• GOAL
Where a line holds the string "subtitle", return that line.

BEGIN

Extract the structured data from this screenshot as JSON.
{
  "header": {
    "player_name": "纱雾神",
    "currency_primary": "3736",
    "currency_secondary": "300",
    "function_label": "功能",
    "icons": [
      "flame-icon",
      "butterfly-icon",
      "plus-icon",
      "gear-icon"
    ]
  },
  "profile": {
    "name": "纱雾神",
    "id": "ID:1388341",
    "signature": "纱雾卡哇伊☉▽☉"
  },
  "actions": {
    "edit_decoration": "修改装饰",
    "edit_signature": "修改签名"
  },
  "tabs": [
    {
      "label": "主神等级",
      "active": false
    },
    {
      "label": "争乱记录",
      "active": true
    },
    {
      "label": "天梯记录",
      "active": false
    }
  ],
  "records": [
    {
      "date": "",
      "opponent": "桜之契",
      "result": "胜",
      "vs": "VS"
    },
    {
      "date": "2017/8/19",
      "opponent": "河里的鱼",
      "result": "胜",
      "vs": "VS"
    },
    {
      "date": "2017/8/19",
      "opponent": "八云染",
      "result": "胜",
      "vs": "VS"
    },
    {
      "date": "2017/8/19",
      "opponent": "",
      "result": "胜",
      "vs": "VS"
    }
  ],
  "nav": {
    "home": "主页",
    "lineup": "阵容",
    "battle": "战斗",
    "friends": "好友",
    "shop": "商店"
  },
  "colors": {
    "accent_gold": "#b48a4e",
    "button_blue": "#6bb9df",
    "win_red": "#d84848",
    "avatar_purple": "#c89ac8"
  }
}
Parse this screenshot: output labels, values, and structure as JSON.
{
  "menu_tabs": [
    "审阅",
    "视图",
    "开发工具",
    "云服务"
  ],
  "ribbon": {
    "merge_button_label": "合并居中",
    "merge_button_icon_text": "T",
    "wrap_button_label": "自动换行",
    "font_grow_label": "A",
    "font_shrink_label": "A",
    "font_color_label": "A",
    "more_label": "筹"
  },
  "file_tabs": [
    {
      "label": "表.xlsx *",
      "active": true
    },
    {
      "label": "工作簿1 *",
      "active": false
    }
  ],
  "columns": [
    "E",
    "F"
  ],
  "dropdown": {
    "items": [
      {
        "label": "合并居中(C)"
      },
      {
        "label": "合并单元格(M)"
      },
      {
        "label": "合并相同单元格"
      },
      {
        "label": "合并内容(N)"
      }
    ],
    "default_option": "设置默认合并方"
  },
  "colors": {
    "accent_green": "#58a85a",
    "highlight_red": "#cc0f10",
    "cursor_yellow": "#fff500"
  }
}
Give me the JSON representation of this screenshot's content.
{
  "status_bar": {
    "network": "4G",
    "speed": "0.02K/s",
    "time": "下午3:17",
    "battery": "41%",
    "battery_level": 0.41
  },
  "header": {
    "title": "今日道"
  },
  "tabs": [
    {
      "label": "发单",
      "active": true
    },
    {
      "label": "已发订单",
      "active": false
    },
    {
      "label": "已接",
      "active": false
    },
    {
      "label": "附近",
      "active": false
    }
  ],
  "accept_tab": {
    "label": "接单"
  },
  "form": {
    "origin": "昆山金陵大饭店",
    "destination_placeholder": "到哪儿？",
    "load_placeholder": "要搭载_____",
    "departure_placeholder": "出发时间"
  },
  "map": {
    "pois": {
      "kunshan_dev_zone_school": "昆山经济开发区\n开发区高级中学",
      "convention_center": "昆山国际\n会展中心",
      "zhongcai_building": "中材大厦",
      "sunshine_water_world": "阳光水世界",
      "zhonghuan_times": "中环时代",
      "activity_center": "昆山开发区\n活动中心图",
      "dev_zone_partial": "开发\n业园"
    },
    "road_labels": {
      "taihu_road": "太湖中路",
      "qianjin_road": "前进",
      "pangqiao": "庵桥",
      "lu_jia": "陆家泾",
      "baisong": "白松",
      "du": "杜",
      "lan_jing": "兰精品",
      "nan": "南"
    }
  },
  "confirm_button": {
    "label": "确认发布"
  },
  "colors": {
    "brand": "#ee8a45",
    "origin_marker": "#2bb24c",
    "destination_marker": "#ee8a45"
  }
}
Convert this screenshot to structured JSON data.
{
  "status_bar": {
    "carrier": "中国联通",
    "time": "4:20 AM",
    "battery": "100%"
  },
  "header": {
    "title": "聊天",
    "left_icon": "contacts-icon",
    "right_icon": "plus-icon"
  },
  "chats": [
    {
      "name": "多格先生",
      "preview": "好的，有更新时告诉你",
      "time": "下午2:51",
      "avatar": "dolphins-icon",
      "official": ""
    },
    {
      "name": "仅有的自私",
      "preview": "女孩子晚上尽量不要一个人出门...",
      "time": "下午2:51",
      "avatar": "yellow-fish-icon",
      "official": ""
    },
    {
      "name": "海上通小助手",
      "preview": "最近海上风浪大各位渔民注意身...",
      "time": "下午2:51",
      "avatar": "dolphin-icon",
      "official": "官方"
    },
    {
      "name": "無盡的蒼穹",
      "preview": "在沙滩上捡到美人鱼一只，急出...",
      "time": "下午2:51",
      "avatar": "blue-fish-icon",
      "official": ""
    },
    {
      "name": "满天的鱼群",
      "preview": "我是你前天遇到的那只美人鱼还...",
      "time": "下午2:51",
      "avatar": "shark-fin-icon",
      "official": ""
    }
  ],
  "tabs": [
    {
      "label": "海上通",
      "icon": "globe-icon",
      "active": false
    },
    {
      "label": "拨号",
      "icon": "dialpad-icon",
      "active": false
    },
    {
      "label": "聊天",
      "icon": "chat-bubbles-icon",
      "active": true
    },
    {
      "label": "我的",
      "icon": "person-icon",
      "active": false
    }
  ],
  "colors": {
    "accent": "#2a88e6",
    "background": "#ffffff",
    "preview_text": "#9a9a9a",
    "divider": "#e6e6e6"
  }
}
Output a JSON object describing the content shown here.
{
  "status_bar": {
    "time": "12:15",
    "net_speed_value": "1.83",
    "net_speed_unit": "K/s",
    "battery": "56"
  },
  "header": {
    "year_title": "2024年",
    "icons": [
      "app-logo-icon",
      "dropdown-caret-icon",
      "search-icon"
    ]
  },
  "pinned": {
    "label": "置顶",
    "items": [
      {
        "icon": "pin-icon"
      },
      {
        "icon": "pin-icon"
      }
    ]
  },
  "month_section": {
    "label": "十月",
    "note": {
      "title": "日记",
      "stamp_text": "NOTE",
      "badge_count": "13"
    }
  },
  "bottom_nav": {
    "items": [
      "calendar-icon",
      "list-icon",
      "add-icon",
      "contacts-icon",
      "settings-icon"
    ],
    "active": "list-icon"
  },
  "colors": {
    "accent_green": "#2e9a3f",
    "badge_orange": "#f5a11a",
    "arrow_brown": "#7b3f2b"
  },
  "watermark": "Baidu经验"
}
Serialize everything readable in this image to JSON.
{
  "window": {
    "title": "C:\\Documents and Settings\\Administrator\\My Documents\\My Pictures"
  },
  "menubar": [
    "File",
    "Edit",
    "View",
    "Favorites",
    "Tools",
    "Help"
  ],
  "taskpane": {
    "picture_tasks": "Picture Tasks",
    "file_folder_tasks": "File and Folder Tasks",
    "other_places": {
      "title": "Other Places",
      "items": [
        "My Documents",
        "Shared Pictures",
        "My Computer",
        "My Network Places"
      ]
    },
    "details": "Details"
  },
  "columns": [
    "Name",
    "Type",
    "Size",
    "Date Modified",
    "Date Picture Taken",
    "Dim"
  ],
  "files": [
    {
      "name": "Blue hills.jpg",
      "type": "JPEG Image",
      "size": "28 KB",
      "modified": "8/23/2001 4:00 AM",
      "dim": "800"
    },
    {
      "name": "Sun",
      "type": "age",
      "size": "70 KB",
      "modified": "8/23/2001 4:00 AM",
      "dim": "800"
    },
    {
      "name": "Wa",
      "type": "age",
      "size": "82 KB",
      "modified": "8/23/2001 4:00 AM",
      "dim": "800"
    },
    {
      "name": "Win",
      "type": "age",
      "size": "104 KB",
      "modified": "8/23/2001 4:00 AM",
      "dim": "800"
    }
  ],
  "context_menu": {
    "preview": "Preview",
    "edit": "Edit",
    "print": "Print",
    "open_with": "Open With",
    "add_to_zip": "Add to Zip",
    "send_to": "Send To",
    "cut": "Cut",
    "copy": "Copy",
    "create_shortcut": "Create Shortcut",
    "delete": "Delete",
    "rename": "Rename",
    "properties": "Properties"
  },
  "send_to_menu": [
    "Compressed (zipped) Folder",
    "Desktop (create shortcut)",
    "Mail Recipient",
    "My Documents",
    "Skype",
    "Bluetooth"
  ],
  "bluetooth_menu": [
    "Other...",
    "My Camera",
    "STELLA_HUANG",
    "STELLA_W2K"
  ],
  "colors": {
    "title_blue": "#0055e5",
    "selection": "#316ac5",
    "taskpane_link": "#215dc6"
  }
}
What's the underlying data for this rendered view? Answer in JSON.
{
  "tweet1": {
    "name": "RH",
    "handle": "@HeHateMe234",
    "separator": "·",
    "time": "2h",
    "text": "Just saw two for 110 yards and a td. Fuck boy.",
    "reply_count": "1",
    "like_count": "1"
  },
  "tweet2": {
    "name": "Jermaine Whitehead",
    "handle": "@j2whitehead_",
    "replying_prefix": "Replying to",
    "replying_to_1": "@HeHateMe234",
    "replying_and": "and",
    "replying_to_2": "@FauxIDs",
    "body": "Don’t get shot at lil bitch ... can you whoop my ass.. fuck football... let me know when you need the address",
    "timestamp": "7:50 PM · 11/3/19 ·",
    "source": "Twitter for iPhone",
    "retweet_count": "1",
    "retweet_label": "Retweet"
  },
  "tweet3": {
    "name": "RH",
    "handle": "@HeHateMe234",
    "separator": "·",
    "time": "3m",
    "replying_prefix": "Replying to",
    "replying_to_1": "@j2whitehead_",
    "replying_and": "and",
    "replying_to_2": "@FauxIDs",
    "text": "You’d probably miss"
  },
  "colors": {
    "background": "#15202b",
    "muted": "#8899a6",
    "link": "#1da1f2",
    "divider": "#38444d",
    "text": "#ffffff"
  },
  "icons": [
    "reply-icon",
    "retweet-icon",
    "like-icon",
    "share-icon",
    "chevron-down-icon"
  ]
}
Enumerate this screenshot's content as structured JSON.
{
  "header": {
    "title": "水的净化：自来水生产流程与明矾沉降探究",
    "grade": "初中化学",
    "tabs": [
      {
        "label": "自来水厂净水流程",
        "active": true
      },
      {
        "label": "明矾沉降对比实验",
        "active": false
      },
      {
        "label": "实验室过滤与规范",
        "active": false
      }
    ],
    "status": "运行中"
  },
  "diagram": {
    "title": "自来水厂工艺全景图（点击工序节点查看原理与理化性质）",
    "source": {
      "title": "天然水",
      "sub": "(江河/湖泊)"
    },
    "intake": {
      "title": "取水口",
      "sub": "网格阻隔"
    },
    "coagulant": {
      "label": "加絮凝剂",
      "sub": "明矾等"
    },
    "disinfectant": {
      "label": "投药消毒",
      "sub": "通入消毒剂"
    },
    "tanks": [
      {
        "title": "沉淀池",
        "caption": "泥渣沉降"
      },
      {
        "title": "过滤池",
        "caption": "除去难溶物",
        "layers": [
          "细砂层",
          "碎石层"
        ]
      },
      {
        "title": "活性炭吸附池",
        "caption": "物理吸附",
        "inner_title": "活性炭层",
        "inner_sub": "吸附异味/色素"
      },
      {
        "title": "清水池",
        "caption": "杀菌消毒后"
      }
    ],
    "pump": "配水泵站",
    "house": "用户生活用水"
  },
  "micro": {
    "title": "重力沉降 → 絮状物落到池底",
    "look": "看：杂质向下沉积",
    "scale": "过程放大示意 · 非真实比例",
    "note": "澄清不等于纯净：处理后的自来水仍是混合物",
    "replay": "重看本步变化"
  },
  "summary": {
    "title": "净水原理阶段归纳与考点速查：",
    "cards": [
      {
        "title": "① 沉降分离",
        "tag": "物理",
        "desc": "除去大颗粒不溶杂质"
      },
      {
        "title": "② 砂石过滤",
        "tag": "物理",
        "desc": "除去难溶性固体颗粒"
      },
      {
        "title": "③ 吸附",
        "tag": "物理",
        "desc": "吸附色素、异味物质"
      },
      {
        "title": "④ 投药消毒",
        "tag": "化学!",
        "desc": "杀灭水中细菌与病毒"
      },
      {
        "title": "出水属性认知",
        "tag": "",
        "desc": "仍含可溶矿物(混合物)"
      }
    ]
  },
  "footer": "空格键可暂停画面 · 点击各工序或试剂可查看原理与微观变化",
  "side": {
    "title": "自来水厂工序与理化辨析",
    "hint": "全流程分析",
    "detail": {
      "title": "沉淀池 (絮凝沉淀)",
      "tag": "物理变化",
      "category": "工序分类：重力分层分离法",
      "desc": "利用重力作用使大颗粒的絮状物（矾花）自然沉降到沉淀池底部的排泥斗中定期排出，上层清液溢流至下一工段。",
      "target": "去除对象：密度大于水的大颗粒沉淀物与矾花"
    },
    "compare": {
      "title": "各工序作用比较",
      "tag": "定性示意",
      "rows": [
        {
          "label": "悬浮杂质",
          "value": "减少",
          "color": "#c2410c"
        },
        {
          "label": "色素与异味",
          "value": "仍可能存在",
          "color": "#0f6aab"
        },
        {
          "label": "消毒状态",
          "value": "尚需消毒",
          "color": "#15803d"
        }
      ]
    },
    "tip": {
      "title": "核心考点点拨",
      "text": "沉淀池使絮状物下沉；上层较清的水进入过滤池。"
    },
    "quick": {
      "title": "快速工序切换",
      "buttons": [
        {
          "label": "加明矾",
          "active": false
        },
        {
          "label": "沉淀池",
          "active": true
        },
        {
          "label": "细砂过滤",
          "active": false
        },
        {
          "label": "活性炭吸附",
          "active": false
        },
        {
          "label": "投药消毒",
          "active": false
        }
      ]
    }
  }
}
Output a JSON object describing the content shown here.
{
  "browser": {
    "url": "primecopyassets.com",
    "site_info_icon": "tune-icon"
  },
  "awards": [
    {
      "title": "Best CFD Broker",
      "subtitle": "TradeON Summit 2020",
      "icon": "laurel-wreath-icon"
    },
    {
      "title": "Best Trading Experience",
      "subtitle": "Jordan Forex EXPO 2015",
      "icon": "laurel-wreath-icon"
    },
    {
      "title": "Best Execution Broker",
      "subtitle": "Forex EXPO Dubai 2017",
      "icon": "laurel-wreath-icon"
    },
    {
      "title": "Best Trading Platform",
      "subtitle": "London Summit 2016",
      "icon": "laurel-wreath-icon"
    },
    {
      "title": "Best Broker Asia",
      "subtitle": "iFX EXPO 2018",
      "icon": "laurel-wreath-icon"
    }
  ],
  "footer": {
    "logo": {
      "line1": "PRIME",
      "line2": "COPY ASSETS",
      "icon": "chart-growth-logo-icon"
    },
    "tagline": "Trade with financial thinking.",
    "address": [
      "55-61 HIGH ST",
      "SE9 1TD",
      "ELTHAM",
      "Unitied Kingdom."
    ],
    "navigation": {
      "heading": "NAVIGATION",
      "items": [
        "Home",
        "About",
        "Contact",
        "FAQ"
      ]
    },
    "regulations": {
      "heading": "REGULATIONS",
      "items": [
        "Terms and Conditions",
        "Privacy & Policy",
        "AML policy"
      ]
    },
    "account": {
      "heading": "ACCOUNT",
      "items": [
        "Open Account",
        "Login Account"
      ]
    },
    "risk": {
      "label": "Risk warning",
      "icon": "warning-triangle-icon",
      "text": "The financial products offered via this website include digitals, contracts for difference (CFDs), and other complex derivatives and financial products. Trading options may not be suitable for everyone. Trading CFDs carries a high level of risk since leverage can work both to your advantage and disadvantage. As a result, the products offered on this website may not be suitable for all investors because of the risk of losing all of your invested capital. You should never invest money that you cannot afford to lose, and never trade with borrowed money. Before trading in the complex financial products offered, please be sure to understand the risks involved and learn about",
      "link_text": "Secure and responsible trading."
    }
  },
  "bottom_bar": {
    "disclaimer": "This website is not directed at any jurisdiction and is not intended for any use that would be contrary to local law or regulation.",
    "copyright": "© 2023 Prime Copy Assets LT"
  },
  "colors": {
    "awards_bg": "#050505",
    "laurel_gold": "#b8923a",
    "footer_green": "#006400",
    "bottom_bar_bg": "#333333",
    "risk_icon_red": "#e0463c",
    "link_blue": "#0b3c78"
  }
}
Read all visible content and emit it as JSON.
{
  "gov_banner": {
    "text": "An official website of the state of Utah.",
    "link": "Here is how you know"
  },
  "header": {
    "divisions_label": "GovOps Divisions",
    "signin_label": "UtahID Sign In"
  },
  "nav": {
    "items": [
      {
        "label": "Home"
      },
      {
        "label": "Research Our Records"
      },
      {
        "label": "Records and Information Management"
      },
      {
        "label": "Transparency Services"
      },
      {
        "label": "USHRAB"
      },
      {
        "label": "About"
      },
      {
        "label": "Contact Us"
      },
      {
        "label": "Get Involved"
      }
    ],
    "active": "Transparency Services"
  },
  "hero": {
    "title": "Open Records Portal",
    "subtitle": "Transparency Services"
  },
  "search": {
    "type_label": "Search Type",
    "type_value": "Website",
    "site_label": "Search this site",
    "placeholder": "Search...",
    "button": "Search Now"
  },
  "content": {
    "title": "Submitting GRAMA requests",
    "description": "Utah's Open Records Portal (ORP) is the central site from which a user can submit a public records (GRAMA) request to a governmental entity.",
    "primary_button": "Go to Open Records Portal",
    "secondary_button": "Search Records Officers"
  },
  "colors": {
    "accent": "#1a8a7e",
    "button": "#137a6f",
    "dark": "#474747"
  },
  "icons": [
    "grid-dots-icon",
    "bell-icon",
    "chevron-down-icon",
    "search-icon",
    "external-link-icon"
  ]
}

END

• TASK RESPONSE
      "subtitle": "TradeON Summit 2020",
      "subtitle": "Jordan Forex EXPO 2015",
      "subtitle": "Forex EXPO Dubai 2017",
      "subtitle": "London Summit 2016",
      "subtitle": "iFX EXPO 2018",
    "subtitle": "Transparency Services"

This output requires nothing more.